Exercise requirements:
Output every line below without omitting or altering anything.
##########
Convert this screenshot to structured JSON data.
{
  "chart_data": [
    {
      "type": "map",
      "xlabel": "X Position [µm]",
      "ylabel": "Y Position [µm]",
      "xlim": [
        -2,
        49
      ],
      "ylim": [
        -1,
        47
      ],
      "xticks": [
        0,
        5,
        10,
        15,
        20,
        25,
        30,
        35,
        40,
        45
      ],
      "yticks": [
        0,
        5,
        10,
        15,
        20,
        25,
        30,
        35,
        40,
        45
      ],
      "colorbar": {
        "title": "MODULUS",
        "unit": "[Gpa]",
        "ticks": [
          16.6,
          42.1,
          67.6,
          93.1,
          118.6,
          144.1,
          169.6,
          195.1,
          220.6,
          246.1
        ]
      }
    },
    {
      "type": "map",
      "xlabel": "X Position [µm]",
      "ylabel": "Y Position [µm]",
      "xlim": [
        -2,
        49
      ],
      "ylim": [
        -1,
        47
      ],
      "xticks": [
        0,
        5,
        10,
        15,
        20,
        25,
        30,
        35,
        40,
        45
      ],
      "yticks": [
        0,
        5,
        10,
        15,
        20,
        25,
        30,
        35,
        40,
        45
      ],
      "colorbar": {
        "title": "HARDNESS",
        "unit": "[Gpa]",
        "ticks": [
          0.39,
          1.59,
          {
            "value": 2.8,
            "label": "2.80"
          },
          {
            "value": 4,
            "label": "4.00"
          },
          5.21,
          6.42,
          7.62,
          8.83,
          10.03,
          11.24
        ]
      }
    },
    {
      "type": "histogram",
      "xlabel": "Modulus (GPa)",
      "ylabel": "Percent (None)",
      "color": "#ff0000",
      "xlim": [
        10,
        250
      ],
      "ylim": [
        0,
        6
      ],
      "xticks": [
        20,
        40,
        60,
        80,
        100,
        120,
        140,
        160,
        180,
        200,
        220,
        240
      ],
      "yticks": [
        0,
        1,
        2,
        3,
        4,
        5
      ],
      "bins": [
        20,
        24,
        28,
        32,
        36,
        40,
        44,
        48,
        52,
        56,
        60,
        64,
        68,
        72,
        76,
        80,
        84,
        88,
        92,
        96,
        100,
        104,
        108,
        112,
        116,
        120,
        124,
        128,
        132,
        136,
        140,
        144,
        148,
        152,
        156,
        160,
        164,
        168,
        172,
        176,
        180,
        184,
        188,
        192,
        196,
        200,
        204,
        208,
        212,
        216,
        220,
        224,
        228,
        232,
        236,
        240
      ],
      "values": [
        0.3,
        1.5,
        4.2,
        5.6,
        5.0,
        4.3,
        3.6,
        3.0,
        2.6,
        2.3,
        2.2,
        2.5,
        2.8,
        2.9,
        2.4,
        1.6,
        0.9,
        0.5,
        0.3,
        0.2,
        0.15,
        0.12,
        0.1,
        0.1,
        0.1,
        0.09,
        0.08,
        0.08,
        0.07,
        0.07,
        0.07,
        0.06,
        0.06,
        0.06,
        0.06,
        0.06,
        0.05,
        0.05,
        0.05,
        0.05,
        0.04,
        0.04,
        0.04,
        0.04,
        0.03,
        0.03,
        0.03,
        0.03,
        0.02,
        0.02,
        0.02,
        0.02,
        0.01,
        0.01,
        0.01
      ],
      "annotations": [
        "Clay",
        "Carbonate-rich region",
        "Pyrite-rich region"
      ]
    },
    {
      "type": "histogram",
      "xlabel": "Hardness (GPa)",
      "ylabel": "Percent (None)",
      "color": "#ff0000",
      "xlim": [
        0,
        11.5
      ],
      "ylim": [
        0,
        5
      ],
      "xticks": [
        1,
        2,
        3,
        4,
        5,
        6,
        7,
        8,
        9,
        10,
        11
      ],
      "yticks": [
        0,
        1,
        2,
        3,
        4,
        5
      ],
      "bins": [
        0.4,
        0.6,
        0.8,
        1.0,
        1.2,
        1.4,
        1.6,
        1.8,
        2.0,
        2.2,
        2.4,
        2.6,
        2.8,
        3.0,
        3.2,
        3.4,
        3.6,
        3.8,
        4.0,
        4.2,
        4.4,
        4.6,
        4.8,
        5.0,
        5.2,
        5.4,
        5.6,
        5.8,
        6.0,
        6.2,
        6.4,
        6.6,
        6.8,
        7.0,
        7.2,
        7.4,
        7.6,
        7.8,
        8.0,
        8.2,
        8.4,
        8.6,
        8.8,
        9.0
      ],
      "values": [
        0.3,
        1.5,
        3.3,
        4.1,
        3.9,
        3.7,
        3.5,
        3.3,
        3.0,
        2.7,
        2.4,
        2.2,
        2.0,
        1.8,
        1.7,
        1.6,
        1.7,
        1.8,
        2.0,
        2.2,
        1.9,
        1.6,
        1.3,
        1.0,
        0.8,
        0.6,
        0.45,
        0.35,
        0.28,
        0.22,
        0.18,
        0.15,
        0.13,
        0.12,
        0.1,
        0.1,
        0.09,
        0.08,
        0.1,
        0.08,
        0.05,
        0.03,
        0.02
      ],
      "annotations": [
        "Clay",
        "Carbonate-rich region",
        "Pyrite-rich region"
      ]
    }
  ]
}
##########
Exercise output:
Convert this screenshot to structured JSON data.
{
  "chart_data": [
    {
      "type": "map",
      "xlabel": "X Position [µm]",
      "ylabel": "Y Position [µm]",
      "xlim": [
        -2,
        49
      ],
      "ylim": [
        -1,
        47
      ],
      "xticks": [
        0,
        5,
        10,
        15,
        20,
        25,
        30,
        35,
        40,
        45
      ],
      "yticks": [
        0,
        5,
        10,
        15,
        20,
        25,
        30,
        35,
        40,
        45
      ],
      "colorbar": {
        "title": "MODULUS",
        "unit": "[Gpa]",
        "ticks": [
          16.6,
          42.1,
          67.6,
          93.1,
          118.6,
          144.1,
          169.6,
          195.1,
          220.6,
          246.1
        ]
      }
    },
    {
      "type": "map",
      "xlabel": "X Position [µm]",
      "ylabel": "Y Position [µm]",
      "xlim": [
        -2,
        49
      ],
      "ylim": [
        -1,
        47
      ],
      "xticks": [
        0,
        5,
        10,
        15,
        20,
        25,
        30,
        35,
        40,
        45
      ],
      "yticks": [
        0,
        5,
        10,
        15,
        20,
        25,
        30,
        35,
        40,
        45
      ],
      "colorbar": {
        "title": "HARDNESS",
        "unit": "[Gpa]",
        "ticks": [
          0.39,
          1.59,
          {
            "value": 2.8,
            "label": "2.80"
          },
          {
            "value": 4,
            "label": "4.00"
          },
          5.21,
          6.42,
          7.62,
          8.83,
          10.03,
          11.24
        ]
      }
    },
    {
      "type": "histogram",
      "xlabel": "Modulus (GPa)",
      "ylabel": "Percent (None)",
      "color": "#ff0000",
      "xlim": [
        10,
        250
      ],
      "ylim": [
        0,
        6
      ],
      "xticks": [
        20,
        40,
        60,
        80,
        100,
        120,
        140,
        160,
        180,
        200,
        220,
        240
      ],
      "yticks": [
        0,
        1,
        2,
        3,
        4,
        5
      ],
      "bins": [
        20,
        24,
        28,
        32,
        36,
        40,
        44,
        48,
        52,
        56,
        60,
        64,
        68,
        72,
        76,
        80,
        84,
        88,
        92,
        96,
        100,
        104,
        108,
        112,
        116,
        120,
        124,
        128,
        132,
        136,
        140,
        144,
        148,
        152,
        156,
        160,
        164,
        168,
        172,
        176,
        180,
        184,
        188,
        192,
        196,
        200,
        204,
        208,
        212,
        216,
        220,
        224,
        228,
        232,
        236,
        240
      ],
      "values": [
        0.3,
        1.5,
        4.2,
        5.6,
        5.0,
        4.3,
        3.6,
        3.0,
        2.6,
        2.3,
        2.2,
        2.5,
        2.8,
        2.9,
        2.4,
        1.6,
        0.9,
        0.5,
        0.3,
        0.2,
        0.15,
        0.12,
        0.1,
        0.1,
        0.1,
        0.09,
        0.08,
        0.08,
        0.07,
        0.07,
        0.07,
        0.06,
        0.06,
        0.06,
        0.06,
        0.06,
        0.05,
        0.05,
        0.05,
        0.05,
        0.04,
        0.04,
        0.04,
        0.04,
        0.03,
        0.03,
        0.03,
        0.03,
        0.02,
        0.02,
        0.02,
        0.02,
        0.01,
        0.01,
        0.01
      ],
      "annotations": [
        "Clay",
        "Carbonate-rich region",
        "Pyrite-rich region"
      ]
    },
    {
      "type": "histogram",
      "xlabel": "Hardness (GPa)",
      "ylabel": "Percent (None)",
      "color": "#ff0000",
      "xlim": [
        0,
        11.5
      ],
      "ylim": [
        0,
        5
      ],
      "xticks": [
        1,
        2,
        3,
        4,
        5,
        6,
        7,
        8,
        9,
        10,
        11
      ],
      "yticks": [
        0,
        1,
        2,
        3,
        4,
        5
      ],
      "bins": [
        0.4,
        0.6,
        0.8,
        1.0,
        1.2,
        1.4,
        1.6,
        1.8,
        2.0,
        2.2,
        2.4,
        2.6,
        2.8,
        3.0,
        3.2,
        3.4,
        3.6,
        3.8,
        4.0,
        4.2,
        4.4,
        4.6,
        4.8,
        5.0,
        5.2,
        5.4,
        5.6,
        5.8,
        6.0,
        6.2,
        6.4,
        6.6,
        6.8,
        7.0,
        7.2,
        7.4,
        7.6,
        7.8,
        8.0,
        8.2,
        8.4,
        8.6,
        8.8,
        9.0
      ],
      "values": [
        0.3,
        1.5,
        3.3,
        4.1,
        3.9,
        3.7,
        3.5,
        3.3,
        3.0,
        2.7,
        2.4,
        2.2,
        2.0,
        1.8,
        1.7,
        1.6,
        1.7,
        1.8,
        2.0,
        2.2,
        1.9,
        1.6,
        1.3,
        1.0,
        0.8,
        0.6,
        0.45,
        0.35,
        0.28,
        0.22,
        0.18,
        0.15,
        0.13,
        0.12,
        0.1,
        0.1,
        0.09,
        0.08,
        0.1,
        0.08,
        0.05,
        0.03,
        0.02
      ],
      "annotations": [
        "Clay",
        "Carbonate-rich region",
        "Pyrite-rich region"
      ]
    }
  ]
}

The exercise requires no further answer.